[PROBLEM TO WORK ON] Return only the number of lines that hold "létrehozása".

[PROVIDED DATA]
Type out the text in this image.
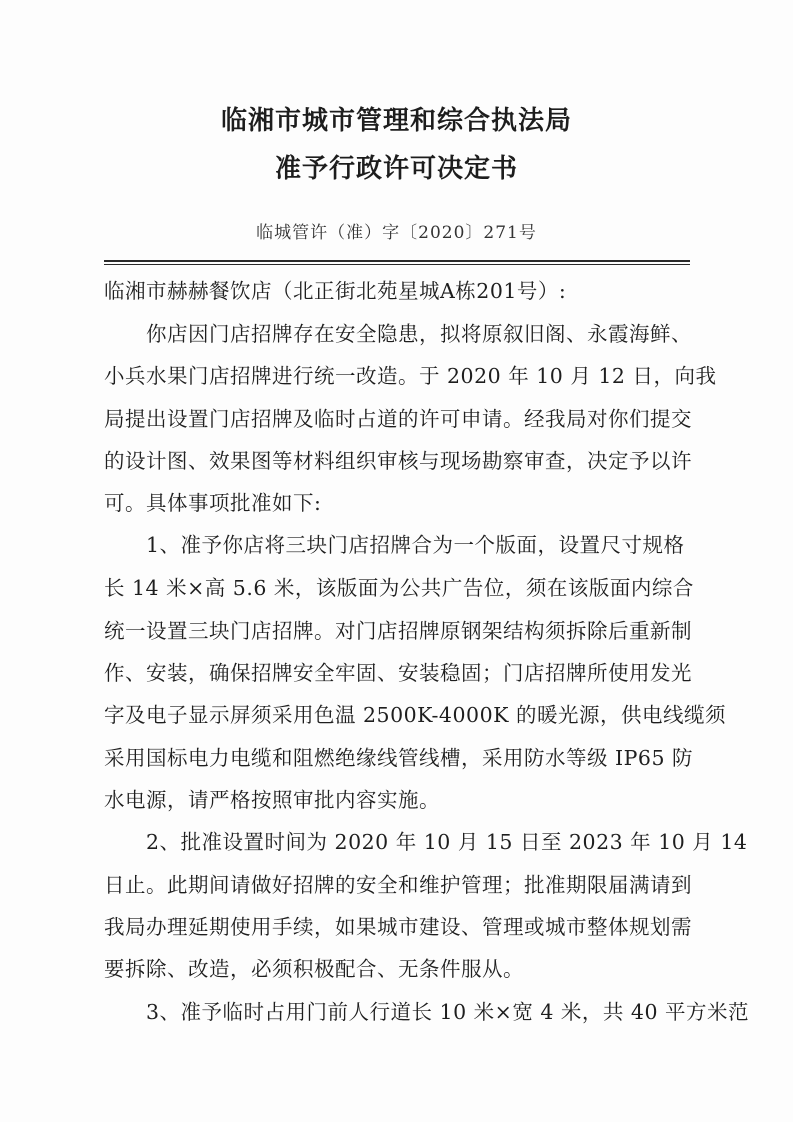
临湘市城市管理和综合执法局
准予行政许可决定书
临城管许（准）字〔2020〕271号
临湘市赫赫餐饮店（北正街北苑星城A栋201号）:
你店因门店招牌存在安全隐患，拟将原叙旧阁、永霞海鲜、
小兵水果门店招牌进行统一改造。于 2020 年 10 月 12 日，向我
局提出设置门店招牌及临时占道的许可申请。经我局对你们提交
的设计图、效果图等材料组织审核与现场勘察审查，决定予以许
可。具体事项批准如下:
1、准予你店将三块门店招牌合为一个版面，设置尺寸规格
长 14 米×高 5.6 米，该版面为公共广告位，须在该版面内综合
统一设置三块门店招牌。对门店招牌原钢架结构须拆除后重新制
作、安装，确保招牌安全牢固、安装稳固；门店招牌所使用发光
字及电子显示屏须采用色温 2500K-4000K 的暖光源，供电线缆须
采用国标电力电缆和阻燃绝缘线管线槽，采用防水等级 IP65 防
水电源，请严格按照审批内容实施。
2、批准设置时间为 2020 年 10 月 15 日至 2023 年 10 月 14
日止。此期间请做好招牌的安全和维护管理；批准期限届满请到
我局办理延期使用手续，如果城市建设、管理或城市整体规划需
要拆除、改造，必须积极配合、无条件服从。
3、准予临时占用门前人行道长 10 米×宽 4 米，共 40 平方米范
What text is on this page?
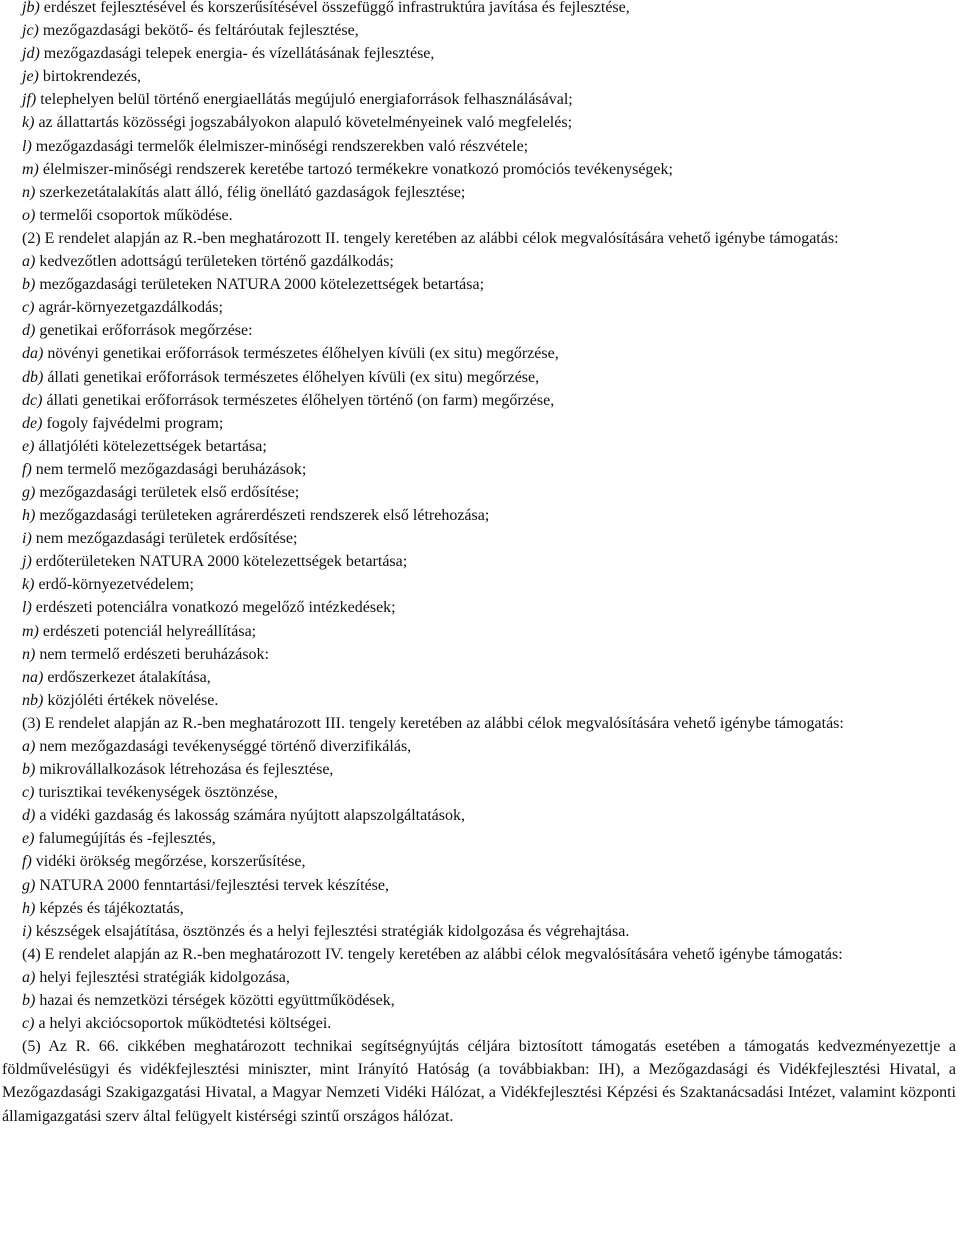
jb) erdészet fejlesztésével és korszerűsítésével összefüggő infrastruktúra javítása és fejlesztése,
jc) mezőgazdasági bekötő- és feltáróutak fejlesztése,
jd) mezőgazdasági telepek energia- és vízellátásának fejlesztése,
je) birtokrendezés,
jf) telephelyen belül történő energiaellátás megújuló energiaforrások felhasználásával;
k) az állattartás közösségi jogszabályokon alapuló követelményeinek való megfelelés;
l) mezőgazdasági termelők élelmiszer-minőségi rendszerekben való részvétele;
m) élelmiszer-minőségi rendszerek keretébe tartozó termékekre vonatkozó promóciós tevékenységek;
n) szerkezetátalakítás alatt álló, félig önellátó gazdaságok fejlesztése;
o) termelői csoportok működése.
(2) E rendelet alapján az R.-ben meghatározott II. tengely keretében az alábbi célok megvalósítására vehető igénybe támogatás:
a) kedvezőtlen adottságú területeken történő gazdálkodás;
b) mezőgazdasági területeken NATURA 2000 kötelezettségek betartása;
c) agrár-környezetgazdálkodás;
d) genetikai erőforrások megőrzése:
da) növényi genetikai erőforrások természetes élőhelyen kívüli (ex situ) megőrzése,
db) állati genetikai erőforrások természetes élőhelyen kívüli (ex situ) megőrzése,
dc) állati genetikai erőforrások természetes élőhelyen történő (on farm) megőrzése,
de) fogoly fajvédelmi program;
e) állatjóléti kötelezettségek betartása;
f) nem termelő mezőgazdasági beruházások;
g) mezőgazdasági területek első erdősítése;
h) mezőgazdasági területeken agrárerdészeti rendszerek első létrehozása;
i) nem mezőgazdasági területek erdősítése;
j) erdőterületeken NATURA 2000 kötelezettségek betartása;
k) erdő-környezetvédelem;
l) erdészeti potenciálra vonatkozó megelőző intézkedések;
m) erdészeti potenciál helyreállítása;
n) nem termelő erdészeti beruházások:
na) erdőszerkezet átalakítása,
nb) közjóléti értékek növelése.
(3) E rendelet alapján az R.-ben meghatározott III. tengely keretében az alábbi célok megvalósítására vehető igénybe támogatás:
a) nem mezőgazdasági tevékenységgé történő diverzifikálás,
b) mikrovállalkozások létrehozása és fejlesztése,
c) turisztikai tevékenységek ösztönzése,
d) a vidéki gazdaság és lakosság számára nyújtott alapszolgáltatások,
e) falumegújítás és -fejlesztés,
f) vidéki örökség megőrzése, korszerűsítése,
g) NATURA 2000 fenntartási/fejlesztési tervek készítése,
h) képzés és tájékoztatás,
i) készségek elsajátítása, ösztönzés és a helyi fejlesztési stratégiák kidolgozása és végrehajtása.
(4) E rendelet alapján az R.-ben meghatározott IV. tengely keretében az alábbi célok megvalósítására vehető igénybe támogatás:
a) helyi fejlesztési stratégiák kidolgozása,
b) hazai és nemzetközi térségek közötti együttműködések,
c) a helyi akciócsoportok működtetési költségei.
(5) Az R. 66. cikkében meghatározott technikai segítségnyújtás céljára biztosított támogatás esetében a támogatás kedvezményezettje a földművelésügyi és vidékfejlesztési miniszter, mint Irányító Hatóság (a továbbiakban: IH), a Mezőgazdasági és Vidékfejlesztési Hivatal, a Mezőgazdasági Szakigazgatási Hivatal, a Magyar Nemzeti Vidéki Hálózat, a Vidékfejlesztési Képzési és Szaktanácsadási Intézet, valamint központi államigazgatási szerv által felügyelt kistérségi szintű országos hálózat.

[WRITTEN ANSWER] 2